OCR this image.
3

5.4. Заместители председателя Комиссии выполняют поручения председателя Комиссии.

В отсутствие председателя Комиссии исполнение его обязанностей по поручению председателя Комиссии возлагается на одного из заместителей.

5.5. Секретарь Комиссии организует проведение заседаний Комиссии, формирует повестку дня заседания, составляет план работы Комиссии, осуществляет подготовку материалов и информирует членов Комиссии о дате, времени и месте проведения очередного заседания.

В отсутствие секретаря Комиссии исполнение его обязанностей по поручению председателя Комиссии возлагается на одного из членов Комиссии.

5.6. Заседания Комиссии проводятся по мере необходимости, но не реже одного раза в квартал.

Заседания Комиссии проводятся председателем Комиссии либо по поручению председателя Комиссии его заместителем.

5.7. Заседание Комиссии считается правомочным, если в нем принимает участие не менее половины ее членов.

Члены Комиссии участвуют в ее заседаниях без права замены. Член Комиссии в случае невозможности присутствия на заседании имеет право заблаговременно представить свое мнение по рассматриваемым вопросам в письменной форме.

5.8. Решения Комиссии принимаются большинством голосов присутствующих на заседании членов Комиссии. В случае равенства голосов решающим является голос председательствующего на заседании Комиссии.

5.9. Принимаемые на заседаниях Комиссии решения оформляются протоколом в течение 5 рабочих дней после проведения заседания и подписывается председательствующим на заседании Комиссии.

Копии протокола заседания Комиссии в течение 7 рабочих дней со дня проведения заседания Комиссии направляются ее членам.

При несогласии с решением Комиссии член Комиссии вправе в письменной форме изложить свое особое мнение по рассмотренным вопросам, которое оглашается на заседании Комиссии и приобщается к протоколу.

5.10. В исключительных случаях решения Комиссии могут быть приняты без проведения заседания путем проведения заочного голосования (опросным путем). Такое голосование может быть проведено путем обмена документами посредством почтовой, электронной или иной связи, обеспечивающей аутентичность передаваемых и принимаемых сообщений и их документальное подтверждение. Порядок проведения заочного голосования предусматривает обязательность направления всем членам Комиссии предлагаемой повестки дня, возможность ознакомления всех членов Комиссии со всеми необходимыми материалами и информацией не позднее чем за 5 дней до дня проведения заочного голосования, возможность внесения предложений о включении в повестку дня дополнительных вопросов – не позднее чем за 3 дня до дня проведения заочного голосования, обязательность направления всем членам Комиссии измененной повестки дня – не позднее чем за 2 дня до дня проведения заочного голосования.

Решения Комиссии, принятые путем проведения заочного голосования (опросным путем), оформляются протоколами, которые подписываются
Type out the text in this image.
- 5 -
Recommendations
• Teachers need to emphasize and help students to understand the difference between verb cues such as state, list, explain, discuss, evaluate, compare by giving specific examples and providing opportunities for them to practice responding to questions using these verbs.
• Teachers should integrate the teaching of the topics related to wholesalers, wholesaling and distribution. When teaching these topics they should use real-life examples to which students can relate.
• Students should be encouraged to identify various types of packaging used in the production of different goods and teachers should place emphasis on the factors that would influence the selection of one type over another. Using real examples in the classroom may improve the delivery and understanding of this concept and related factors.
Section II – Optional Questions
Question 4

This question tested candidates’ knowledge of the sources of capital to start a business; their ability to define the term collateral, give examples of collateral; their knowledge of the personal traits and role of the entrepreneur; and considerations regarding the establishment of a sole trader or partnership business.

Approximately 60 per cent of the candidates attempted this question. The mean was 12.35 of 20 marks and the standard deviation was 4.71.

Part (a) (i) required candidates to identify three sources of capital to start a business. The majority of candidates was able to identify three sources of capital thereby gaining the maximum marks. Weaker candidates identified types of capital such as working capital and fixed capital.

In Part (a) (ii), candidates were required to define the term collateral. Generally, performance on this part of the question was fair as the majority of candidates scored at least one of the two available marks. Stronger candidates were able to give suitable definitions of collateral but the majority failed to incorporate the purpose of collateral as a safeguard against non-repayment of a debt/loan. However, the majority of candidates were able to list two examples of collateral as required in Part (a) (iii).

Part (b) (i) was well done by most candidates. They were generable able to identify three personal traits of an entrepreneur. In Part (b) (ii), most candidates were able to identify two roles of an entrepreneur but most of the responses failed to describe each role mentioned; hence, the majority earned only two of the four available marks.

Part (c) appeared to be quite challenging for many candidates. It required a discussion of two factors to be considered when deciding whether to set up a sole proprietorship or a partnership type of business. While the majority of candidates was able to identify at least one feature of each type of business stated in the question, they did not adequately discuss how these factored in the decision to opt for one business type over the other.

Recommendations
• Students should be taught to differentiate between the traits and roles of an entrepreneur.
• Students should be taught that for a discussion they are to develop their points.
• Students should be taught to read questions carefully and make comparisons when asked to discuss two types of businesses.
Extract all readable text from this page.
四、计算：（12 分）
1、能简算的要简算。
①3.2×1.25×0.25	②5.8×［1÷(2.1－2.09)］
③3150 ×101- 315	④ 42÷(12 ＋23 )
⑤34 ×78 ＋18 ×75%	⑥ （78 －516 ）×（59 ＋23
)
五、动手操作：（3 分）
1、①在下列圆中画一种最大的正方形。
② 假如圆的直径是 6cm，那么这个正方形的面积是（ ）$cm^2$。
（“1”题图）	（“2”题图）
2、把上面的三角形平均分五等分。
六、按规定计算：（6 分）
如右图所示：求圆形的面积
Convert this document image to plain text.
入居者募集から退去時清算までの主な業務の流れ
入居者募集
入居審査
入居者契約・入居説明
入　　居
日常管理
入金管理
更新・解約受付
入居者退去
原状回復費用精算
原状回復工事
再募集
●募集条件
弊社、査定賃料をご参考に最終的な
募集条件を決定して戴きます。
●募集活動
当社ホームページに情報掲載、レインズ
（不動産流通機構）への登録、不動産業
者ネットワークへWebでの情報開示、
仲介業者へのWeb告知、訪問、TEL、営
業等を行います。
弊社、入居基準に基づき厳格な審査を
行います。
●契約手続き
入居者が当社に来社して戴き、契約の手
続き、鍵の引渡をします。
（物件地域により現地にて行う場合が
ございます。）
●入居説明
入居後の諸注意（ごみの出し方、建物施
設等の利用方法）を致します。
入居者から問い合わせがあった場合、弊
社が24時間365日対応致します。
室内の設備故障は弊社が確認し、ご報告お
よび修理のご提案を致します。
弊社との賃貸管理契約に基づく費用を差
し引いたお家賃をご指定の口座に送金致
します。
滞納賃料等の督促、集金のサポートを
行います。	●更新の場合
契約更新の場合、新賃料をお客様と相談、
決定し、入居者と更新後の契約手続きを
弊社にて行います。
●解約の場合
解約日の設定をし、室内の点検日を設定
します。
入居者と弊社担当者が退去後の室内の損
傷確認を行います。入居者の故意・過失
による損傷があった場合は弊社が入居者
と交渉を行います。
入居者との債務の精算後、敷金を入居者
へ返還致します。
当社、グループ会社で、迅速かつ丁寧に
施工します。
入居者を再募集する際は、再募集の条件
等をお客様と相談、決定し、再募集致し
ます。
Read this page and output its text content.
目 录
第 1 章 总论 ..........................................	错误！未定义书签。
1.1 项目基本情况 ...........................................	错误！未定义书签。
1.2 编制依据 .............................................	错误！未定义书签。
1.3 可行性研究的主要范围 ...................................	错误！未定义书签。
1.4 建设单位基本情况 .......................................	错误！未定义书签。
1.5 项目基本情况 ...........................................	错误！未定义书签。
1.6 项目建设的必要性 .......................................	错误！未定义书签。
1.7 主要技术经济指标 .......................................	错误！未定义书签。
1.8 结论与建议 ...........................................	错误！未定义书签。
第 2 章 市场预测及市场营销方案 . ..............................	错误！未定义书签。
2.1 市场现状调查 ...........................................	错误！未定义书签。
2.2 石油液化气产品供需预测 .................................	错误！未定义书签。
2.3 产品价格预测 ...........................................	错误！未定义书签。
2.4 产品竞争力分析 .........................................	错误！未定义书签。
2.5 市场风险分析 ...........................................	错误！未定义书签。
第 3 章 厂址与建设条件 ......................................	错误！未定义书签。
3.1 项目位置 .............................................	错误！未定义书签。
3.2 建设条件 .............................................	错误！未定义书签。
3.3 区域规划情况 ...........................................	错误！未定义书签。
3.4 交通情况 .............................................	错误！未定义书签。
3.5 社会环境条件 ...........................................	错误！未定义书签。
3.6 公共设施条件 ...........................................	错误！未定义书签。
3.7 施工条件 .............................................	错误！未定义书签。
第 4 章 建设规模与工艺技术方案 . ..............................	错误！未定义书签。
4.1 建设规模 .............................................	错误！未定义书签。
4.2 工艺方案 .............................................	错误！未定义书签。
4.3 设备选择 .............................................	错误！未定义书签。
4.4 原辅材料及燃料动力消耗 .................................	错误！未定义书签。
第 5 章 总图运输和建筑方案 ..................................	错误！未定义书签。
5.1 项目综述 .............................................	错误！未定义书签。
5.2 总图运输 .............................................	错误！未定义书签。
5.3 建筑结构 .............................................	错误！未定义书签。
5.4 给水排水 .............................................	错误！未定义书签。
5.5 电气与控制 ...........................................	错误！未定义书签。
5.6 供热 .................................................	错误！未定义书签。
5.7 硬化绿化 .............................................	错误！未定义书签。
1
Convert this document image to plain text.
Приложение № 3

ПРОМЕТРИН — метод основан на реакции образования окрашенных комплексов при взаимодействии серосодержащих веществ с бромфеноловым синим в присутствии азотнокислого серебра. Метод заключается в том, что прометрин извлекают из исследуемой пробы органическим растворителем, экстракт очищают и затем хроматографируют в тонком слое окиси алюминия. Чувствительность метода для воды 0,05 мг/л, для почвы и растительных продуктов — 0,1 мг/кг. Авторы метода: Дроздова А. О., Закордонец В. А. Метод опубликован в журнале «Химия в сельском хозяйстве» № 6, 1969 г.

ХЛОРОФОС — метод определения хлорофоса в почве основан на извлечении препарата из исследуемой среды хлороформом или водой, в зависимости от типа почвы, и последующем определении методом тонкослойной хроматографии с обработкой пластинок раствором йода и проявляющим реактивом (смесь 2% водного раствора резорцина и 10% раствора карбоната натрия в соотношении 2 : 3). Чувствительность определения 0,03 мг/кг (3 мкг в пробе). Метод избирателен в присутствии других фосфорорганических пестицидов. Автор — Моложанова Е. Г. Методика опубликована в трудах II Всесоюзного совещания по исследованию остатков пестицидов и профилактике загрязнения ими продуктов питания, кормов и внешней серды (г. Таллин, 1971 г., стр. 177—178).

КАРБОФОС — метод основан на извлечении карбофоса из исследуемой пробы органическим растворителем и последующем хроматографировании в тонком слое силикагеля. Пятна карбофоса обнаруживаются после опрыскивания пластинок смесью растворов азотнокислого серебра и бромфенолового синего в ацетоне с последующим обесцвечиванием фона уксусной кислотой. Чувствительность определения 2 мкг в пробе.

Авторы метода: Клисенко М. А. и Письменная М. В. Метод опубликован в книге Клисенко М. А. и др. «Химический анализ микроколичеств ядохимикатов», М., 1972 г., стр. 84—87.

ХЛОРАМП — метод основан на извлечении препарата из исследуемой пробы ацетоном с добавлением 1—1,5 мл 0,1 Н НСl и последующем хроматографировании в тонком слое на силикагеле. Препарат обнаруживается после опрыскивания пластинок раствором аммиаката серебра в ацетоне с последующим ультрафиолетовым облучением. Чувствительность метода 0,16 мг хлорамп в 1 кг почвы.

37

^^^^

Objective.
Work out how many lines of the material above contain the word "рабочих", then give only that figure.

The solution.
2